Problem requirements — Set each entry down verbatim, omitting images.

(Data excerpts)

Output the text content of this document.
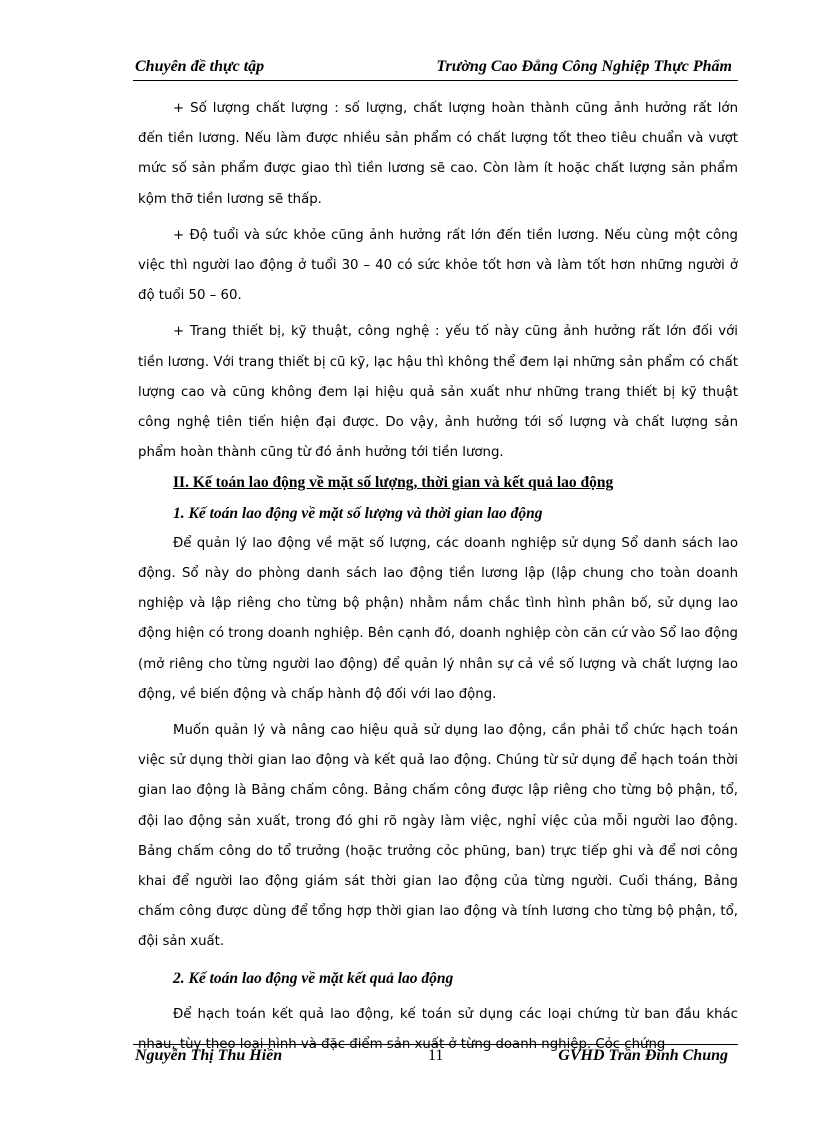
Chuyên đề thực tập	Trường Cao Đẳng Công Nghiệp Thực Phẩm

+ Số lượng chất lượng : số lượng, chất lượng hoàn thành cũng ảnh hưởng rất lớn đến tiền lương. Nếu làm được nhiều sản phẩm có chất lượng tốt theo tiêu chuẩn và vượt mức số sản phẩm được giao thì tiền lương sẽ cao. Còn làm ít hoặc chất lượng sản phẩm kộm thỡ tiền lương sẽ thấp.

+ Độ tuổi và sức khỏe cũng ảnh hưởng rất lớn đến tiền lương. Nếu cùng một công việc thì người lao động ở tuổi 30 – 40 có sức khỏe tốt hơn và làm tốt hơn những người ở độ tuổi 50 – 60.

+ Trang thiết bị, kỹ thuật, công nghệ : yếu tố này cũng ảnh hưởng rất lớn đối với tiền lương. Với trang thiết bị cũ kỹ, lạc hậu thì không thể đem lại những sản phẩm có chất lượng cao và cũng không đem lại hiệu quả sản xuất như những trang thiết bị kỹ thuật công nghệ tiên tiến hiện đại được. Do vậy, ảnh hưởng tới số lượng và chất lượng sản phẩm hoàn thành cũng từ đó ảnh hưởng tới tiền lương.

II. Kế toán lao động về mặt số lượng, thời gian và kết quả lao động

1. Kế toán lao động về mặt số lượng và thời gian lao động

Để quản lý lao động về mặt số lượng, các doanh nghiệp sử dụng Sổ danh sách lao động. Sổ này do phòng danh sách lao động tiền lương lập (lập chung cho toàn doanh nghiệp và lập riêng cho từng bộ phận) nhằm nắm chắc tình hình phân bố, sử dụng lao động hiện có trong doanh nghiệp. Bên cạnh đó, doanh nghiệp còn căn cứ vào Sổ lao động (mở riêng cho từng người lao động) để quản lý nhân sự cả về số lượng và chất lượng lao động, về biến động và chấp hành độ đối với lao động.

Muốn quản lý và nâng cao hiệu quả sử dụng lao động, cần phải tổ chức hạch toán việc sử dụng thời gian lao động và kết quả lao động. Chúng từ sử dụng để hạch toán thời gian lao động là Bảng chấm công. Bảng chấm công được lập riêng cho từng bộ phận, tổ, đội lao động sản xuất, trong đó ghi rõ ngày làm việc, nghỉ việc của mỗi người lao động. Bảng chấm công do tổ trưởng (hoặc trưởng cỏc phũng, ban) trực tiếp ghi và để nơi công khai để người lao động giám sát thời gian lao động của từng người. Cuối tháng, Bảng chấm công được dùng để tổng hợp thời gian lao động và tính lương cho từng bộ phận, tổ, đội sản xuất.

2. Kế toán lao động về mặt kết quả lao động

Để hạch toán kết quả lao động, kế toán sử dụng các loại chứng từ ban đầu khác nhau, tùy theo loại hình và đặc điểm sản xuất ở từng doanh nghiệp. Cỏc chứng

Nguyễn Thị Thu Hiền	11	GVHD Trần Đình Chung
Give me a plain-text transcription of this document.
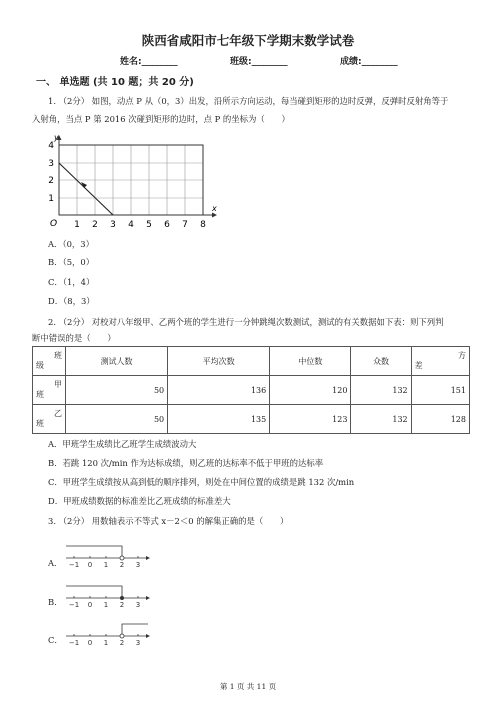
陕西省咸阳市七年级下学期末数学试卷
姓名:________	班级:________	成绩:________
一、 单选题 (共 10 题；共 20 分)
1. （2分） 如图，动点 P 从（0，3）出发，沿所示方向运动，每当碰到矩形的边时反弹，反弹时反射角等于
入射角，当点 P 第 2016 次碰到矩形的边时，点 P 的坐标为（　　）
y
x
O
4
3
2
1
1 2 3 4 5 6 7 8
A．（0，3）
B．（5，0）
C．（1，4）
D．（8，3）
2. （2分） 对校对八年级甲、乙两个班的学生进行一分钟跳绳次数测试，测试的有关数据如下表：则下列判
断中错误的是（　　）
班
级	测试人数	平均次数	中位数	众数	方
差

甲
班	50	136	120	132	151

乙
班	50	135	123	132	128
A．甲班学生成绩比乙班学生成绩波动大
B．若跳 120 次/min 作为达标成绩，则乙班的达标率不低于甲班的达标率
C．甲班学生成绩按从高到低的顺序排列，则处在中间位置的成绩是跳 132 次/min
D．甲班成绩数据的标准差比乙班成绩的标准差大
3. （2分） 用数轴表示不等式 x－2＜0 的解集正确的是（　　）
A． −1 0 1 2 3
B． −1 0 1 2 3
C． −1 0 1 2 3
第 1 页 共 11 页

Right answer —
Output the text content of this document.
Chuyên đề thực tập	Trường Cao Đẳng Công Nghiệp Thực Phẩm

+ Số lượng chất lượng : số lượng, chất lượng hoàn thành cũng ảnh hưởng rất lớn đến tiền lương. Nếu làm được nhiều sản phẩm có chất lượng tốt theo tiêu chuẩn và vượt mức số sản phẩm được giao thì tiền lương sẽ cao. Còn làm ít hoặc chất lượng sản phẩm kộm thỡ tiền lương sẽ thấp.

+ Độ tuổi và sức khỏe cũng ảnh hưởng rất lớn đến tiền lương. Nếu cùng một công việc thì người lao động ở tuổi 30 – 40 có sức khỏe tốt hơn và làm tốt hơn những người ở độ tuổi 50 – 60.

+ Trang thiết bị, kỹ thuật, công nghệ : yếu tố này cũng ảnh hưởng rất lớn đối với tiền lương. Với trang thiết bị cũ kỹ, lạc hậu thì không thể đem lại những sản phẩm có chất lượng cao và cũng không đem lại hiệu quả sản xuất như những trang thiết bị kỹ thuật công nghệ tiên tiến hiện đại được. Do vậy, ảnh hưởng tới số lượng và chất lượng sản phẩm hoàn thành cũng từ đó ảnh hưởng tới tiền lương.

II. Kế toán lao động về mặt số lượng, thời gian và kết quả lao động

1. Kế toán lao động về mặt số lượng và thời gian lao động

Để quản lý lao động về mặt số lượng, các doanh nghiệp sử dụng Sổ danh sách lao động. Sổ này do phòng danh sách lao động tiền lương lập (lập chung cho toàn doanh nghiệp và lập riêng cho từng bộ phận) nhằm nắm chắc tình hình phân bố, sử dụng lao động hiện có trong doanh nghiệp. Bên cạnh đó, doanh nghiệp còn căn cứ vào Sổ lao động (mở riêng cho từng người lao động) để quản lý nhân sự cả về số lượng và chất lượng lao động, về biến động và chấp hành độ đối với lao động.

Muốn quản lý và nâng cao hiệu quả sử dụng lao động, cần phải tổ chức hạch toán việc sử dụng thời gian lao động và kết quả lao động. Chúng từ sử dụng để hạch toán thời gian lao động là Bảng chấm công. Bảng chấm công được lập riêng cho từng bộ phận, tổ, đội lao động sản xuất, trong đó ghi rõ ngày làm việc, nghỉ việc của mỗi người lao động. Bảng chấm công do tổ trưởng (hoặc trưởng cỏc phũng, ban) trực tiếp ghi và để nơi công khai để người lao động giám sát thời gian lao động của từng người. Cuối tháng, Bảng chấm công được dùng để tổng hợp thời gian lao động và tính lương cho từng bộ phận, tổ, đội sản xuất.

2. Kế toán lao động về mặt kết quả lao động

Để hạch toán kết quả lao động, kế toán sử dụng các loại chứng từ ban đầu khác nhau, tùy theo loại hình và đặc điểm sản xuất ở từng doanh nghiệp. Cỏc chứng

Nguyễn Thị Thu Hiền	11	GVHD Trần Đình Chung
Give me a plain-text transcription of this document.
陕西省咸阳市七年级下学期末数学试卷
姓名:________	班级:________	成绩:________
一、 单选题 (共 10 题；共 20 分)
1. （2分） 如图，动点 P 从（0，3）出发，沿所示方向运动，每当碰到矩形的边时反弹，反弹时反射角等于
入射角，当点 P 第 2016 次碰到矩形的边时，点 P 的坐标为（　　）
y
x
O
4
3
2
1
1 2 3 4 5 6 7 8
A．（0，3）
B．（5，0）
C．（1，4）
D．（8，3）
2. （2分） 对校对八年级甲、乙两个班的学生进行一分钟跳绳次数测试，测试的有关数据如下表：则下列判
断中错误的是（　　）
班
级	测试人数	平均次数	中位数	众数	方
差

甲
班	50	136	120	132	151

乙
班	50	135	123	132	128
A．甲班学生成绩比乙班学生成绩波动大
B．若跳 120 次/min 作为达标成绩，则乙班的达标率不低于甲班的达标率
C．甲班学生成绩按从高到低的顺序排列，则处在中间位置的成绩是跳 132 次/min
D．甲班成绩数据的标准差比乙班成绩的标准差大
3. （2分） 用数轴表示不等式 x－2＜0 的解集正确的是（　　）
A． −1 0 1 2 3
B． −1 0 1 2 3
C． −1 0 1 2 3
第 1 页 共 11 页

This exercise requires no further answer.